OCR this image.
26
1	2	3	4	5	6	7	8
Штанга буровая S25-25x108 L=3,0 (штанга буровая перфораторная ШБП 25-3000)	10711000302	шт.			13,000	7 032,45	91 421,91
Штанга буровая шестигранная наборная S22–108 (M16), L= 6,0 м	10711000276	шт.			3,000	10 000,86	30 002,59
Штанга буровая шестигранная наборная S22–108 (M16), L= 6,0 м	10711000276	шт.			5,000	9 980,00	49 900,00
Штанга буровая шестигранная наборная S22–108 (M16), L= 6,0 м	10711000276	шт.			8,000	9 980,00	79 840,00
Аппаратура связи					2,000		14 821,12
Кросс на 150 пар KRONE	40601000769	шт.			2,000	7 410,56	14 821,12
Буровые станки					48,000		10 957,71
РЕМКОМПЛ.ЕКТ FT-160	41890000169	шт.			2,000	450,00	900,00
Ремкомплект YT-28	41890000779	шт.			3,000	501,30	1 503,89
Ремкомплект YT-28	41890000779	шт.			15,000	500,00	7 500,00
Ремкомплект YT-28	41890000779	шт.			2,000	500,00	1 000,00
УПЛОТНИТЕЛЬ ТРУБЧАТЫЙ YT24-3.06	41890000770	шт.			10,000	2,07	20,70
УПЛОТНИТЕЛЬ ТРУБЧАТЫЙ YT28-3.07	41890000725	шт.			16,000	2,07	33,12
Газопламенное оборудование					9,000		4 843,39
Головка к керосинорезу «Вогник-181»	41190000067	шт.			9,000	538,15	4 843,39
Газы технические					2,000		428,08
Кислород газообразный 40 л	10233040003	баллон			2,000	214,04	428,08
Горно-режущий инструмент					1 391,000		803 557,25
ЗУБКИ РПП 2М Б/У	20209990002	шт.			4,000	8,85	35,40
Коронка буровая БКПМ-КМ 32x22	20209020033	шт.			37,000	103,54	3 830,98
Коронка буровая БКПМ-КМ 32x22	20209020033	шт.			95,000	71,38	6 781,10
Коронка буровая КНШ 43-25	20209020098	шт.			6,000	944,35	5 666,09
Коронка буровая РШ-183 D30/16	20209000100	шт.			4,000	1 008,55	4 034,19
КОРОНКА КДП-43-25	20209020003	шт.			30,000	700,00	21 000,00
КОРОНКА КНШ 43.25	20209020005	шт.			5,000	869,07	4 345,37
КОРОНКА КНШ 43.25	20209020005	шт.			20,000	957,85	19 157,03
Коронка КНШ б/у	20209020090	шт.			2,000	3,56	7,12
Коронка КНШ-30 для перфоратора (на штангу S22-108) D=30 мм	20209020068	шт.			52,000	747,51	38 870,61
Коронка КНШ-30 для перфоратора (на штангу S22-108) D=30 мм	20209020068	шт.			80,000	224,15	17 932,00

--------------------

__WHAT YOU WILL DO__: Reproduce each entry exactly, leaving out nothing.

__COMPLETE RESPONSE__:
OCR this image.
26
1	2	3	4	5	6	7	8
Штанга буровая S25-25x108 L=3,0 (штанга буровая перфораторная ШБП 25-3000)	10711000302	шт.			13,000	7 032,45	91 421,91
Штанга буровая шестигранная наборная S22–108 (M16), L= 6,0 м	10711000276	шт.			3,000	10 000,86	30 002,59
Штанга буровая шестигранная наборная S22–108 (M16), L= 6,0 м	10711000276	шт.			5,000	9 980,00	49 900,00
Штанга буровая шестигранная наборная S22–108 (M16), L= 6,0 м	10711000276	шт.			8,000	9 980,00	79 840,00
Аппаратура связи					2,000		14 821,12
Кросс на 150 пар KRONE	40601000769	шт.			2,000	7 410,56	14 821,12
Буровые станки					48,000		10 957,71
РЕМКОМПЛ.ЕКТ FT-160	41890000169	шт.			2,000	450,00	900,00
Ремкомплект YT-28	41890000779	шт.			3,000	501,30	1 503,89
Ремкомплект YT-28	41890000779	шт.			15,000	500,00	7 500,00
Ремкомплект YT-28	41890000779	шт.			2,000	500,00	1 000,00
УПЛОТНИТЕЛЬ ТРУБЧАТЫЙ YT24-3.06	41890000770	шт.			10,000	2,07	20,70
УПЛОТНИТЕЛЬ ТРУБЧАТЫЙ YT28-3.07	41890000725	шт.			16,000	2,07	33,12
Газопламенное оборудование					9,000		4 843,39
Головка к керосинорезу «Вогник-181»	41190000067	шт.			9,000	538,15	4 843,39
Газы технические					2,000		428,08
Кислород газообразный 40 л	10233040003	баллон			2,000	214,04	428,08
Горно-режущий инструмент					1 391,000		803 557,25
ЗУБКИ РПП 2М Б/У	20209990002	шт.			4,000	8,85	35,40
Коронка буровая БКПМ-КМ 32x22	20209020033	шт.			37,000	103,54	3 830,98
Коронка буровая БКПМ-КМ 32x22	20209020033	шт.			95,000	71,38	6 781,10
Коронка буровая КНШ 43-25	20209020098	шт.			6,000	944,35	5 666,09
Коронка буровая РШ-183 D30/16	20209000100	шт.			4,000	1 008,55	4 034,19
КОРОНКА КДП-43-25	20209020003	шт.			30,000	700,00	21 000,00
КОРОНКА КНШ 43.25	20209020005	шт.			5,000	869,07	4 345,37
КОРОНКА КНШ 43.25	20209020005	шт.			20,000	957,85	19 157,03
Коронка КНШ б/у	20209020090	шт.			2,000	3,56	7,12
Коронка КНШ-30 для перфоратора (на штангу S22-108) D=30 мм	20209020068	шт.			52,000	747,51	38 870,61
Коронка КНШ-30 для перфоратора (на штангу S22-108) D=30 мм	20209020068	шт.			80,000	224,15	17 932,00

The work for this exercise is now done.